**EXERCISE TASK:** Can the lines below, from the one that holds "Read out every word on this page." to the very end, be echoed exactly, with both ends included and no pictures?

**RECORDS:**
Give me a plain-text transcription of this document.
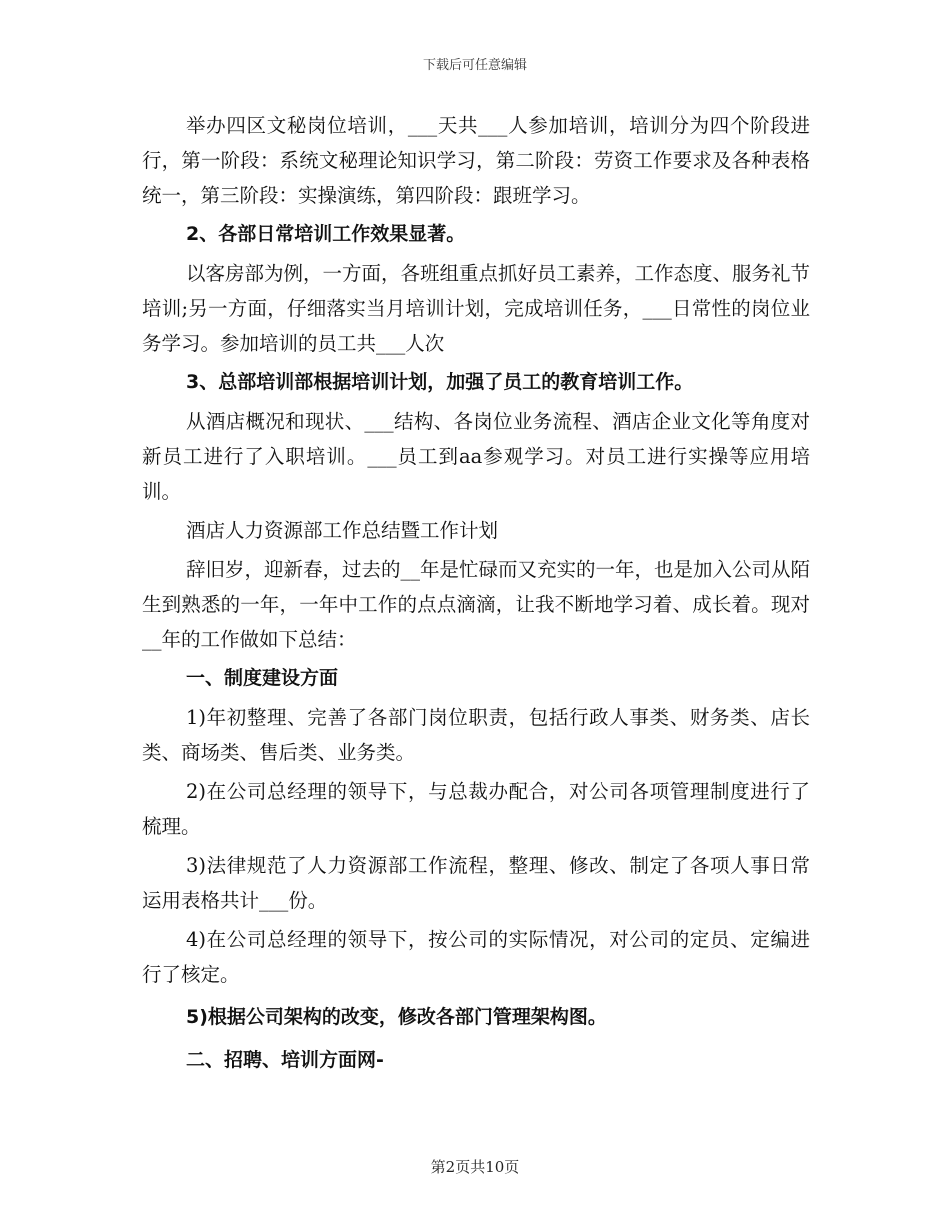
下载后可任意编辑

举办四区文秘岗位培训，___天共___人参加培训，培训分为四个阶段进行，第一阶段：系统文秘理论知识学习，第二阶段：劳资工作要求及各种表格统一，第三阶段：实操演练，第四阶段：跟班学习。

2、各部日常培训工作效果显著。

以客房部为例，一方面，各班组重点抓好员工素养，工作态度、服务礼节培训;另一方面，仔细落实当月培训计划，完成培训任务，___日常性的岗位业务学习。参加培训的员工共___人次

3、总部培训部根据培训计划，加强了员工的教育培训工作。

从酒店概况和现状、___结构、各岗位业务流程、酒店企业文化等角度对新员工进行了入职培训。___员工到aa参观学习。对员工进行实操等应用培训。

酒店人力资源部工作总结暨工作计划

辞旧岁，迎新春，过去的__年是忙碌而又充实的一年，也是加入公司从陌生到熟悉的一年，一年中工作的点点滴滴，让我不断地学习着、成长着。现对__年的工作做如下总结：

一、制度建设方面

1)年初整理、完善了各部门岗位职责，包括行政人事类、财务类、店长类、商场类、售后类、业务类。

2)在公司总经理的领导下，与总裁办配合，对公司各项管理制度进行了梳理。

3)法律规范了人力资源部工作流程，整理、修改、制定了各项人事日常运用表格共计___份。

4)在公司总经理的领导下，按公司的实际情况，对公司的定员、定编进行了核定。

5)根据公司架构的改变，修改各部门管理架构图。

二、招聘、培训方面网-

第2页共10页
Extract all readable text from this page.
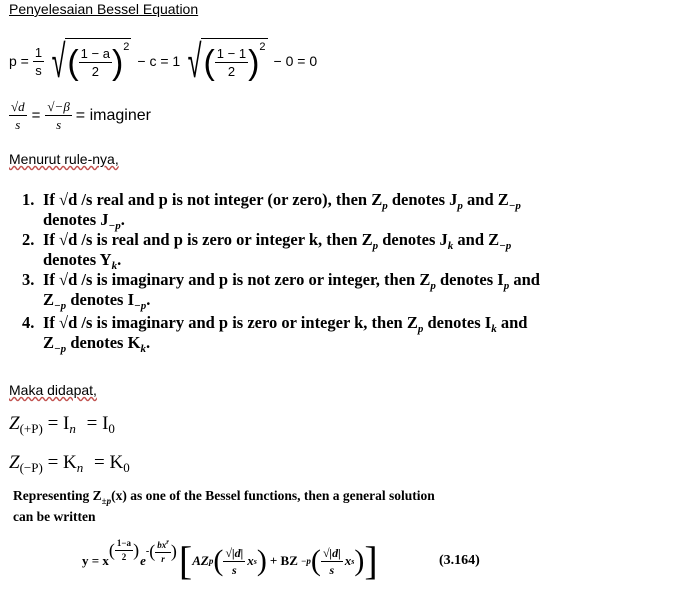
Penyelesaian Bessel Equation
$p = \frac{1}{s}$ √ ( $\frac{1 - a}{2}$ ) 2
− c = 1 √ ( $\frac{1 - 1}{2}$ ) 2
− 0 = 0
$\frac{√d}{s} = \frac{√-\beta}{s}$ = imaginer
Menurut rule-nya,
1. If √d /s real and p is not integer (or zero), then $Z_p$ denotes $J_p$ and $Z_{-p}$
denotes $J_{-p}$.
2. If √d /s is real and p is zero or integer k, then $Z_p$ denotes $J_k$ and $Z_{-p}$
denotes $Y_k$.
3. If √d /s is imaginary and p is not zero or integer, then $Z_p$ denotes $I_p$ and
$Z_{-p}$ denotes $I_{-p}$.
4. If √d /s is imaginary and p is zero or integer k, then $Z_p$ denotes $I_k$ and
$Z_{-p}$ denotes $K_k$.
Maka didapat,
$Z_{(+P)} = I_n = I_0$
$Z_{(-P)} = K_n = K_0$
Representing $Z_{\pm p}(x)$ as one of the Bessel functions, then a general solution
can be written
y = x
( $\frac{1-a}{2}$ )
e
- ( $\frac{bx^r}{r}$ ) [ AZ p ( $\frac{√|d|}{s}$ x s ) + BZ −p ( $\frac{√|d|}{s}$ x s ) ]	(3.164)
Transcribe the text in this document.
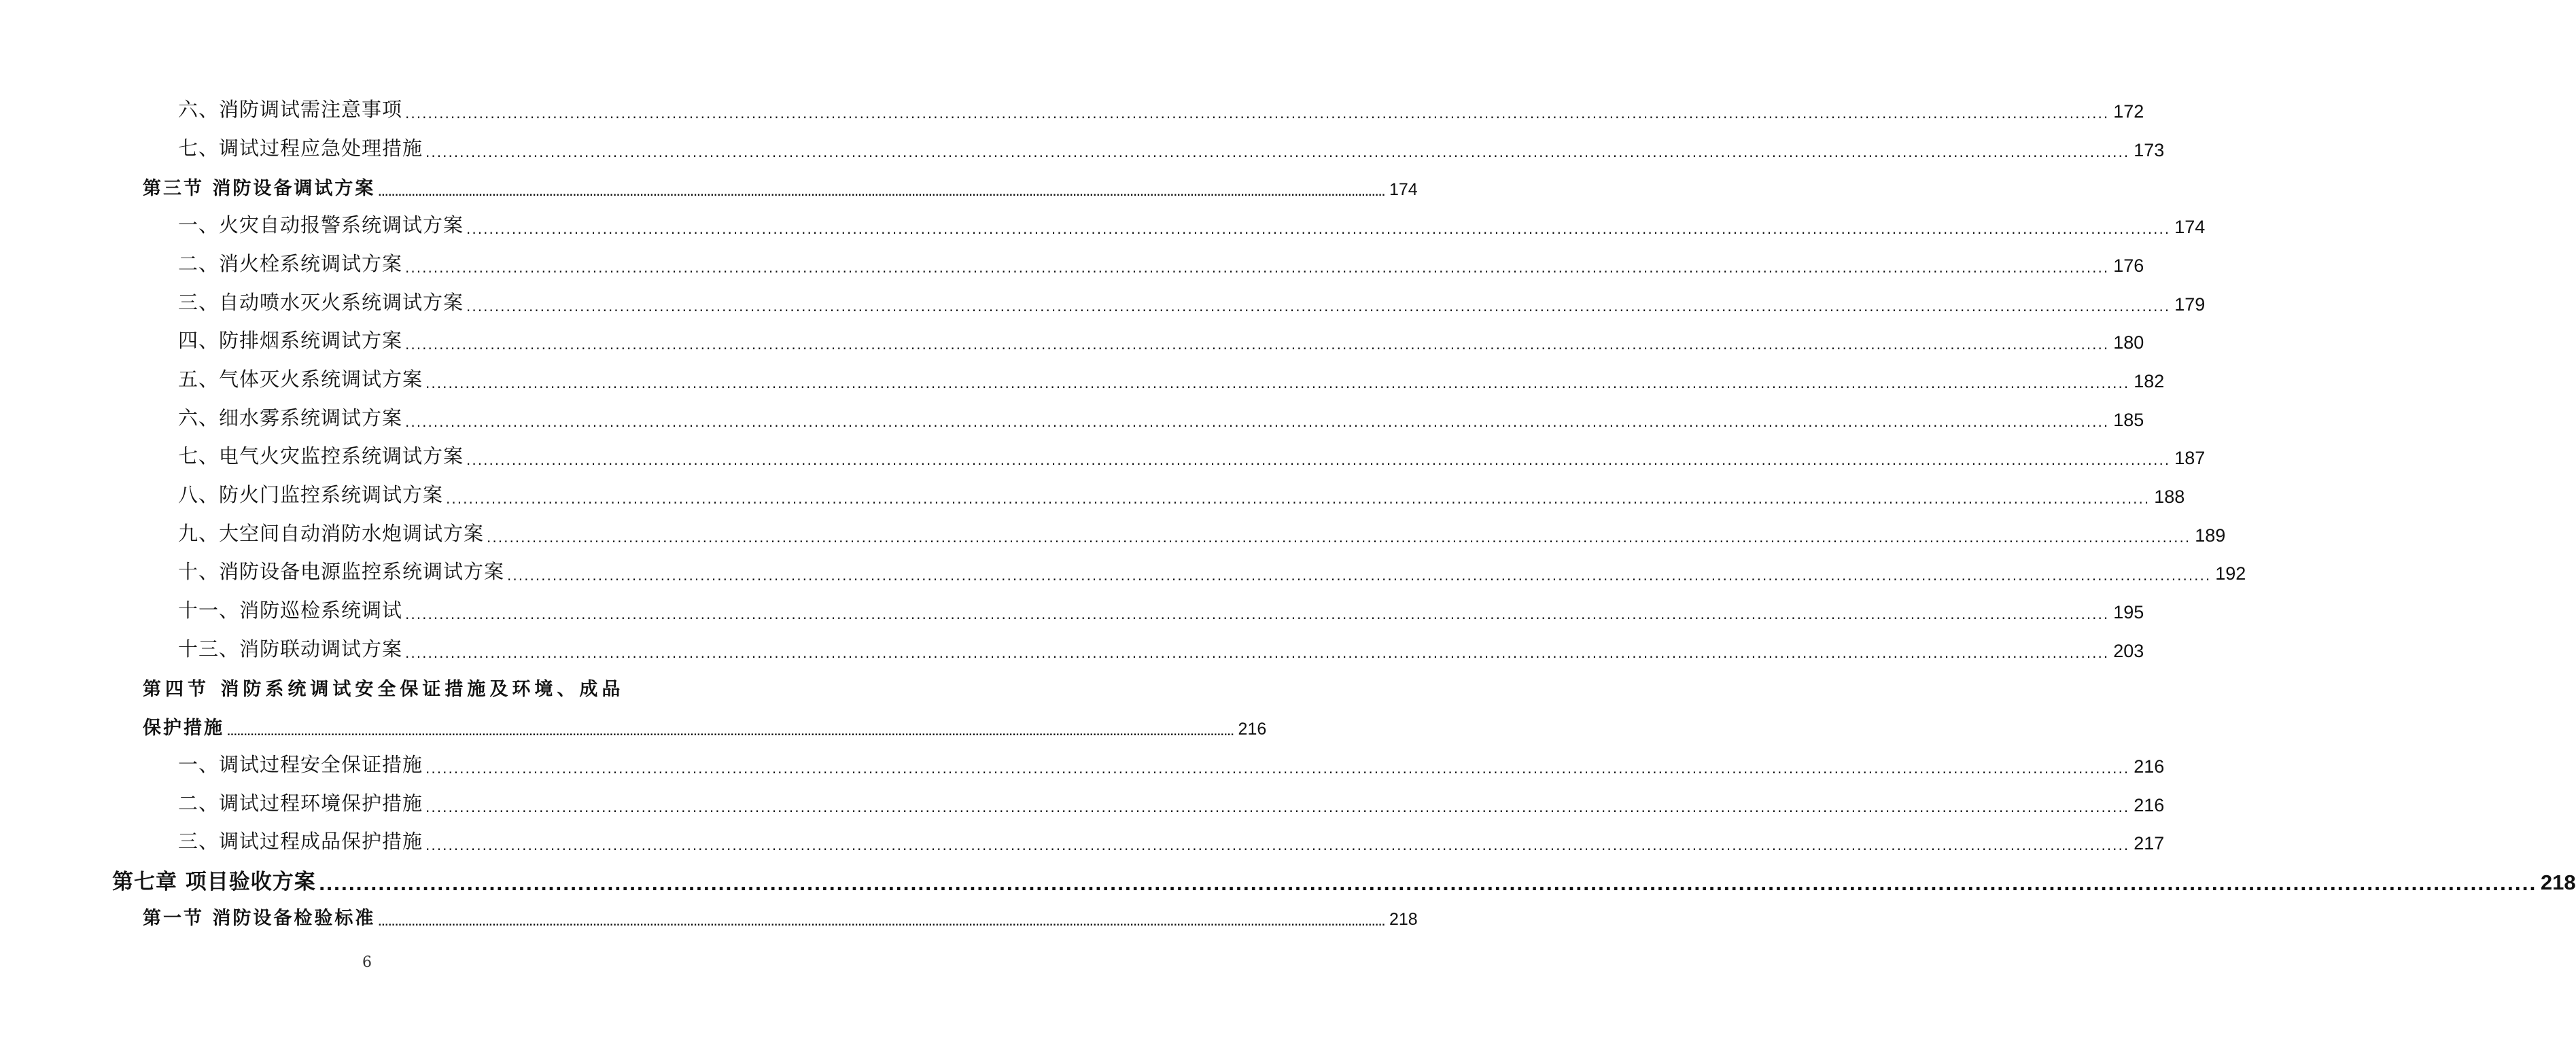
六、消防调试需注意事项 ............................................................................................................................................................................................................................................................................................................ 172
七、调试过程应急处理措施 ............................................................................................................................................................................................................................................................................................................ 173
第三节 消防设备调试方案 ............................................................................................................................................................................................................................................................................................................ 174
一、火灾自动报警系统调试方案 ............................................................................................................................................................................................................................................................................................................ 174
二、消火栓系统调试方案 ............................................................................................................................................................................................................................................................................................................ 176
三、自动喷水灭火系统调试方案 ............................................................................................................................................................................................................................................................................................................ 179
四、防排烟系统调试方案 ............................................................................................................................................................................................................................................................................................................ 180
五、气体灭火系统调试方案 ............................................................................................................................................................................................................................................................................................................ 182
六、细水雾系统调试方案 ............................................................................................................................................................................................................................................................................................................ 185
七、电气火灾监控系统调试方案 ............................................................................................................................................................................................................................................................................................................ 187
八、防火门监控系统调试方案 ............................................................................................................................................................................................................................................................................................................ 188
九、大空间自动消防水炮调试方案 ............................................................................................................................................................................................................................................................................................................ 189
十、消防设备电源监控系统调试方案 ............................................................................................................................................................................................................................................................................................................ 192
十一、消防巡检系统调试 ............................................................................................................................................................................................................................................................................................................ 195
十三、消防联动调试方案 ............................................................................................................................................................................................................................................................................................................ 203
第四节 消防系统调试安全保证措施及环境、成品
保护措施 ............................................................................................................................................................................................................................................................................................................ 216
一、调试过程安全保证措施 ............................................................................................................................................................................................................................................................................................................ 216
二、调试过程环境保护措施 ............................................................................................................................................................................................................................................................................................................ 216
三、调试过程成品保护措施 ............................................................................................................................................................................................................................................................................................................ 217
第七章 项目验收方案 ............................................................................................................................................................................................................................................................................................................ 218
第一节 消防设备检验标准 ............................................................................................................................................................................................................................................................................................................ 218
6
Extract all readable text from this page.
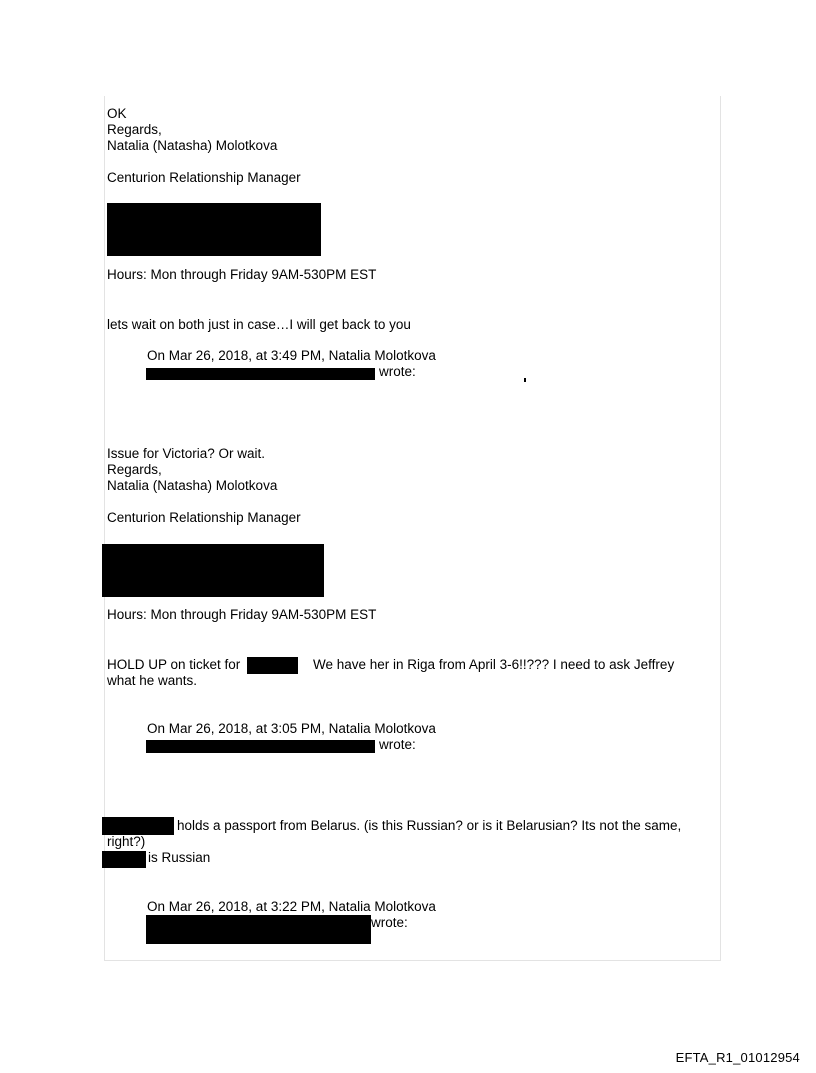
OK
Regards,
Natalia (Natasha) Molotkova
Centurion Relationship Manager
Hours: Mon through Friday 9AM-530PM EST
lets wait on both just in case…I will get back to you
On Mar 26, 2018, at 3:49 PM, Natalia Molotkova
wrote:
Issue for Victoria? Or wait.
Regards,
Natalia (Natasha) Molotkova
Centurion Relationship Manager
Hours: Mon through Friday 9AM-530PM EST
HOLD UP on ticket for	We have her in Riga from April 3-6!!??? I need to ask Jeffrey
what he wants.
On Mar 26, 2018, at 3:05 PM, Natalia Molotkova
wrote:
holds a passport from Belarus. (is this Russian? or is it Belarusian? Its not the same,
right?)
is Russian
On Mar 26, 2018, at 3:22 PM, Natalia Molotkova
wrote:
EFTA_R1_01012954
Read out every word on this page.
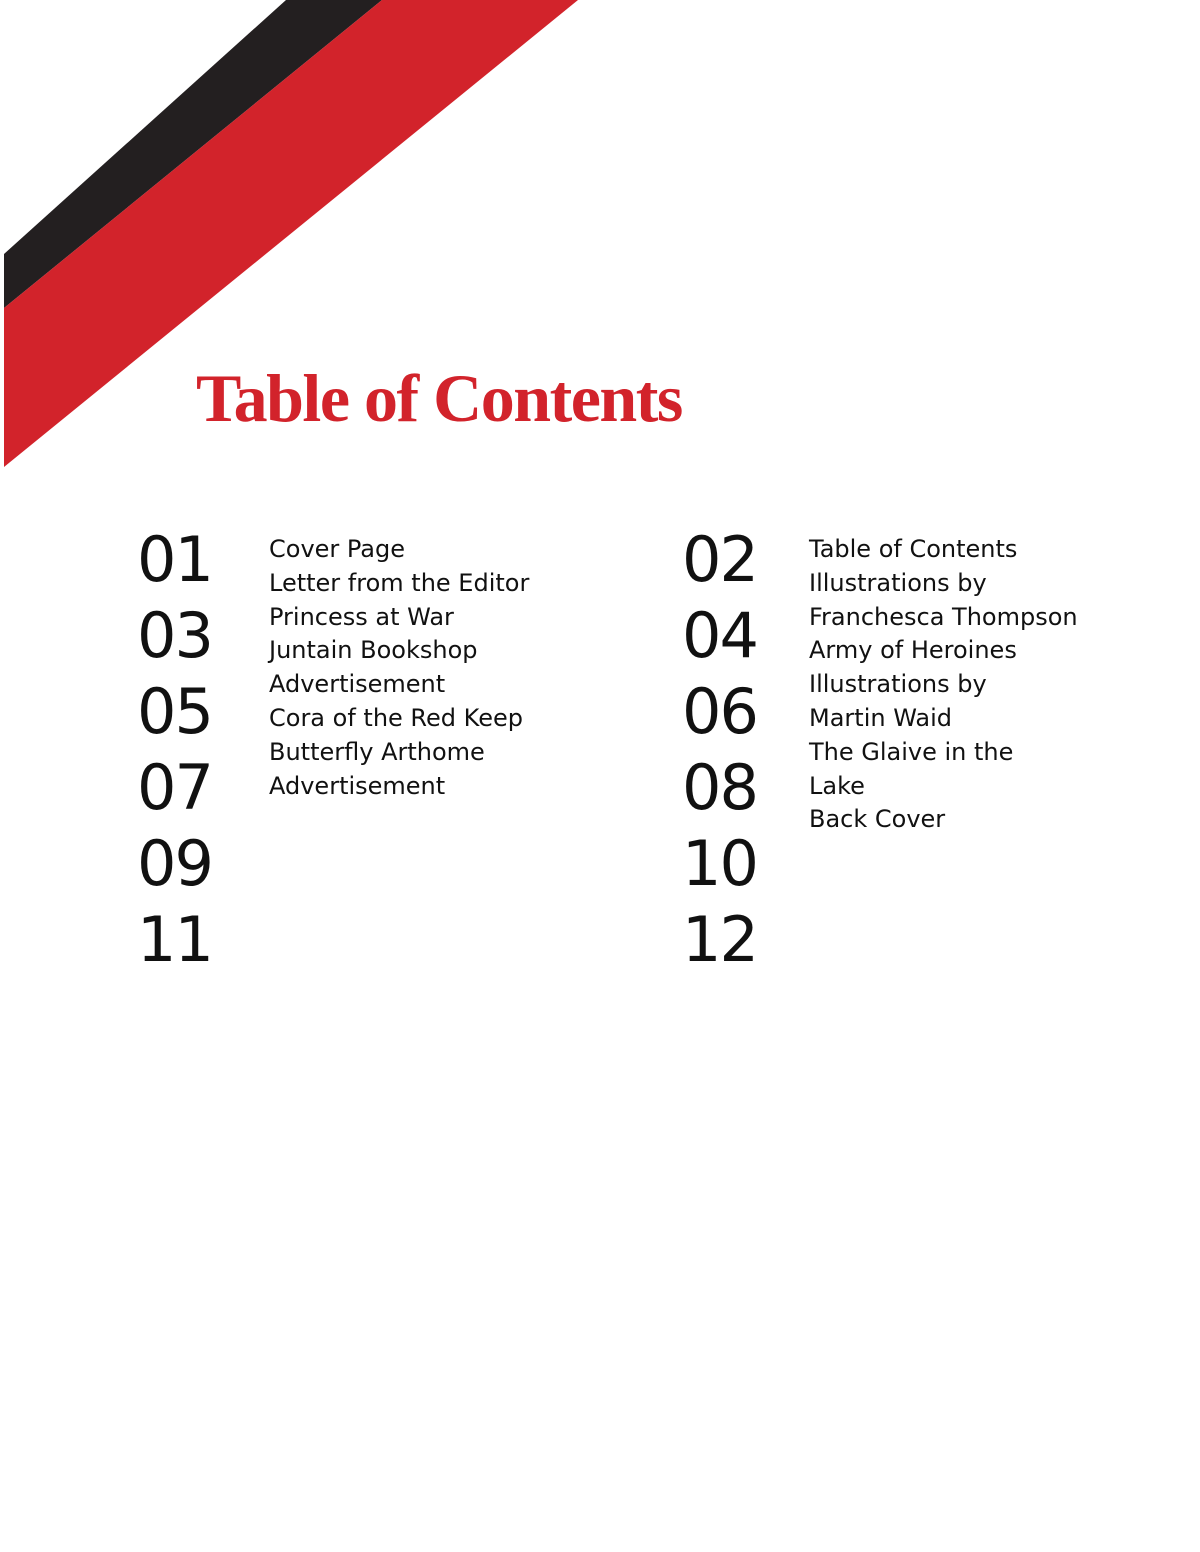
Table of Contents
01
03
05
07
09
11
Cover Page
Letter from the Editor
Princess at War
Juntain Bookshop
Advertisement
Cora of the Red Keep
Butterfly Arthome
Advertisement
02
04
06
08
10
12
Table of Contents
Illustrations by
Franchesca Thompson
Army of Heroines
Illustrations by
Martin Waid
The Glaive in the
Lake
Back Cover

**TASK ANSWER:**
Read out every word on this page.
Table of Contents
01
03
05
07
09
11
Cover Page
Letter from the Editor
Princess at War
Juntain Bookshop
Advertisement
Cora of the Red Keep
Butterfly Arthome
Advertisement
02
04
06
08
10
12
Table of Contents
Illustrations by
Franchesca Thompson
Army of Heroines
Illustrations by
Martin Waid
The Glaive in the
Lake
Back Cover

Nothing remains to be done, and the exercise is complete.